[Figure contents as structured data]
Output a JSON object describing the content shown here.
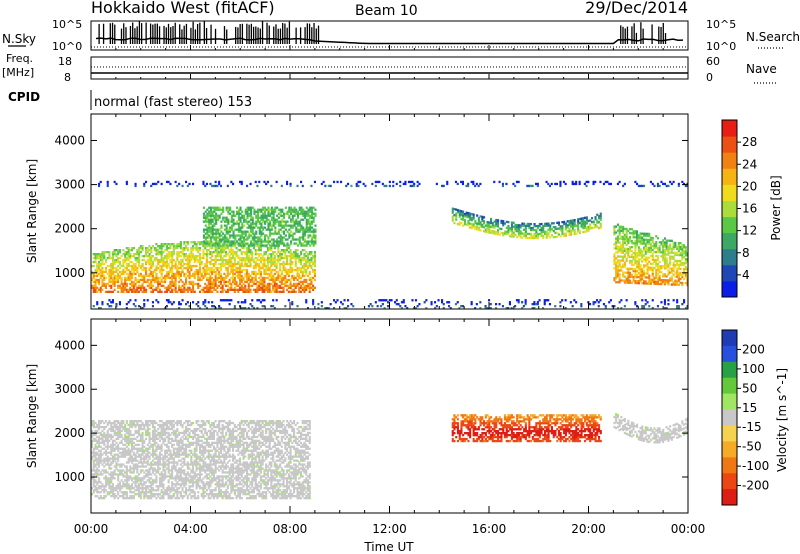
{
  "header": {
    "title": "Hokkaido West (fitACF)",
    "beam": "Beam 10",
    "date": "29/Dec/2014"
  },
  "noise_panel": {
    "left_label": "N.Sky",
    "right_label": "N.Search",
    "left_ticks": [
      "10^5",
      "10^0"
    ],
    "right_ticks": [
      "10^5",
      "10^0"
    ]
  },
  "freq_panel": {
    "left_label_line1": "Freq.",
    "left_label_line2": "[MHz]",
    "left_ticks": [
      "18",
      "8"
    ],
    "right_label": "Nave",
    "right_ticks": [
      "60",
      "0"
    ]
  },
  "cpid_panel": {
    "label": "CPID",
    "text": "normal (fast stereo) 153"
  },
  "chart_data": [
    {
      "type": "heatmap",
      "name": "power",
      "ylabel": "Slant Range [km]",
      "ylim": [
        180,
        4600
      ],
      "yticks": [
        1000,
        2000,
        3000,
        4000
      ],
      "xlim": [
        0,
        24
      ],
      "x_tick_labels": [
        "00:00",
        "04:00",
        "08:00",
        "12:00",
        "16:00",
        "20:00",
        "00:00"
      ],
      "xlabel": "Time UT",
      "colorbar": {
        "label": "Power [dB]",
        "min": 0,
        "max": 32,
        "tick_labels": [
          "4",
          "8",
          "12",
          "16",
          "20",
          "24",
          "28"
        ],
        "colors": [
          "#0a1ee6",
          "#1e46b4",
          "#2d7d8c",
          "#3ca864",
          "#5ac846",
          "#aadc3c",
          "#f0dc1e",
          "#f5b414",
          "#f08214",
          "#eb5014",
          "#e61e14"
        ]
      },
      "regions": [
        {
          "label": "morning echo",
          "t_start": 0.0,
          "t_end": 9.0,
          "range_min": 550,
          "range_max": 1700,
          "power_db": 26
        },
        {
          "label": "morning upper echo",
          "t_start": 4.5,
          "t_end": 9.0,
          "range_min": 1600,
          "range_max": 2500,
          "power_db": 12
        },
        {
          "label": "afternoon echo",
          "t_start": 14.5,
          "t_end": 20.5,
          "range_min": 1900,
          "range_max": 2400,
          "power_db": 18
        },
        {
          "label": "evening echo",
          "t_start": 21.0,
          "t_end": 24.0,
          "range_min": 700,
          "range_max": 2100,
          "power_db": 24
        },
        {
          "label": "ground scatter band",
          "t_start": 0.0,
          "t_end": 24.0,
          "range_min": 180,
          "range_max": 400,
          "power_db": 8
        },
        {
          "label": "3000 km scatter",
          "t_start": 0.0,
          "t_end": 24.0,
          "range_min": 2950,
          "range_max": 3050,
          "power_db": 6
        }
      ]
    },
    {
      "type": "heatmap",
      "name": "velocity",
      "ylabel": "Slant Range [km]",
      "ylim": [
        180,
        4600
      ],
      "yticks": [
        1000,
        2000,
        3000,
        4000
      ],
      "xlim": [
        0,
        24
      ],
      "x_tick_labels": [
        "00:00",
        "04:00",
        "08:00",
        "12:00",
        "16:00",
        "20:00",
        "00:00"
      ],
      "xlabel": "Time UT",
      "colorbar": {
        "label": "Velocity [m s^-1]",
        "tick_labels": [
          "200",
          "100",
          "50",
          "15",
          "-15",
          "-50",
          "-100",
          "-200"
        ],
        "colors": [
          "#1e3cb4",
          "#2850dc",
          "#28a046",
          "#64c83c",
          "#a0e664",
          "#c8c8c8",
          "#f5d250",
          "#f5aa28",
          "#f07814",
          "#eb4614",
          "#dc1e14"
        ]
      },
      "regions": [
        {
          "label": "morning ground scatter",
          "t_start": 0.0,
          "t_end": 8.8,
          "range_min": 500,
          "range_max": 2300,
          "velocity": 0
        },
        {
          "label": "afternoon flow",
          "t_start": 14.5,
          "t_end": 20.5,
          "range_min": 1800,
          "range_max": 2400,
          "velocity": -180
        },
        {
          "label": "evening ground scatter",
          "t_start": 21.0,
          "t_end": 24.0,
          "range_min": 600,
          "range_max": 1700,
          "velocity": 0
        }
      ]
    }
  ]
}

= Description of the task =
Images should not appear in the copy; retype the listing above exactly.

= Exercise response =
Output a JSON object describing the content shown here.
{
  "header": {
    "title": "Hokkaido West (fitACF)",
    "beam": "Beam 10",
    "date": "29/Dec/2014"
  },
  "noise_panel": {
    "left_label": "N.Sky",
    "right_label": "N.Search",
    "left_ticks": [
      "10^5",
      "10^0"
    ],
    "right_ticks": [
      "10^5",
      "10^0"
    ]
  },
  "freq_panel": {
    "left_label_line1": "Freq.",
    "left_label_line2": "[MHz]",
    "left_ticks": [
      "18",
      "8"
    ],
    "right_label": "Nave",
    "right_ticks": [
      "60",
      "0"
    ]
  },
  "cpid_panel": {
    "label": "CPID",
    "text": "normal (fast stereo) 153"
  },
  "chart_data": [
    {
      "type": "heatmap",
      "name": "power",
      "ylabel": "Slant Range [km]",
      "ylim": [
        180,
        4600
      ],
      "yticks": [
        1000,
        2000,
        3000,
        4000
      ],
      "xlim": [
        0,
        24
      ],
      "x_tick_labels": [
        "00:00",
        "04:00",
        "08:00",
        "12:00",
        "16:00",
        "20:00",
        "00:00"
      ],
      "xlabel": "Time UT",
      "colorbar": {
        "label": "Power [dB]",
        "min": 0,
        "max": 32,
        "tick_labels": [
          "4",
          "8",
          "12",
          "16",
          "20",
          "24",
          "28"
        ],
        "colors": [
          "#0a1ee6",
          "#1e46b4",
          "#2d7d8c",
          "#3ca864",
          "#5ac846",
          "#aadc3c",
          "#f0dc1e",
          "#f5b414",
          "#f08214",
          "#eb5014",
          "#e61e14"
        ]
      },
      "regions": [
        {
          "label": "morning echo",
          "t_start": 0.0,
          "t_end": 9.0,
          "range_min": 550,
          "range_max": 1700,
          "power_db": 26
        },
        {
          "label": "morning upper echo",
          "t_start": 4.5,
          "t_end": 9.0,
          "range_min": 1600,
          "range_max": 2500,
          "power_db": 12
        },
        {
          "label": "afternoon echo",
          "t_start": 14.5,
          "t_end": 20.5,
          "range_min": 1900,
          "range_max": 2400,
          "power_db": 18
        },
        {
          "label": "evening echo",
          "t_start": 21.0,
          "t_end": 24.0,
          "range_min": 700,
          "range_max": 2100,
          "power_db": 24
        },
        {
          "label": "ground scatter band",
          "t_start": 0.0,
          "t_end": 24.0,
          "range_min": 180,
          "range_max": 400,
          "power_db": 8
        },
        {
          "label": "3000 km scatter",
          "t_start": 0.0,
          "t_end": 24.0,
          "range_min": 2950,
          "range_max": 3050,
          "power_db": 6
        }
      ]
    },
    {
      "type": "heatmap",
      "name": "velocity",
      "ylabel": "Slant Range [km]",
      "ylim": [
        180,
        4600
      ],
      "yticks": [
        1000,
        2000,
        3000,
        4000
      ],
      "xlim": [
        0,
        24
      ],
      "x_tick_labels": [
        "00:00",
        "04:00",
        "08:00",
        "12:00",
        "16:00",
        "20:00",
        "00:00"
      ],
      "xlabel": "Time UT",
      "colorbar": {
        "label": "Velocity [m s^-1]",
        "tick_labels": [
          "200",
          "100",
          "50",
          "15",
          "-15",
          "-50",
          "-100",
          "-200"
        ],
        "colors": [
          "#1e3cb4",
          "#2850dc",
          "#28a046",
          "#64c83c",
          "#a0e664",
          "#c8c8c8",
          "#f5d250",
          "#f5aa28",
          "#f07814",
          "#eb4614",
          "#dc1e14"
        ]
      },
      "regions": [
        {
          "label": "morning ground scatter",
          "t_start": 0.0,
          "t_end": 8.8,
          "range_min": 500,
          "range_max": 2300,
          "velocity": 0
        },
        {
          "label": "afternoon flow",
          "t_start": 14.5,
          "t_end": 20.5,
          "range_min": 1800,
          "range_max": 2400,
          "velocity": -180
        },
        {
          "label": "evening ground scatter",
          "t_start": 21.0,
          "t_end": 24.0,
          "range_min": 600,
          "range_max": 1700,
          "velocity": 0
        }
      ]
    }
  ]
}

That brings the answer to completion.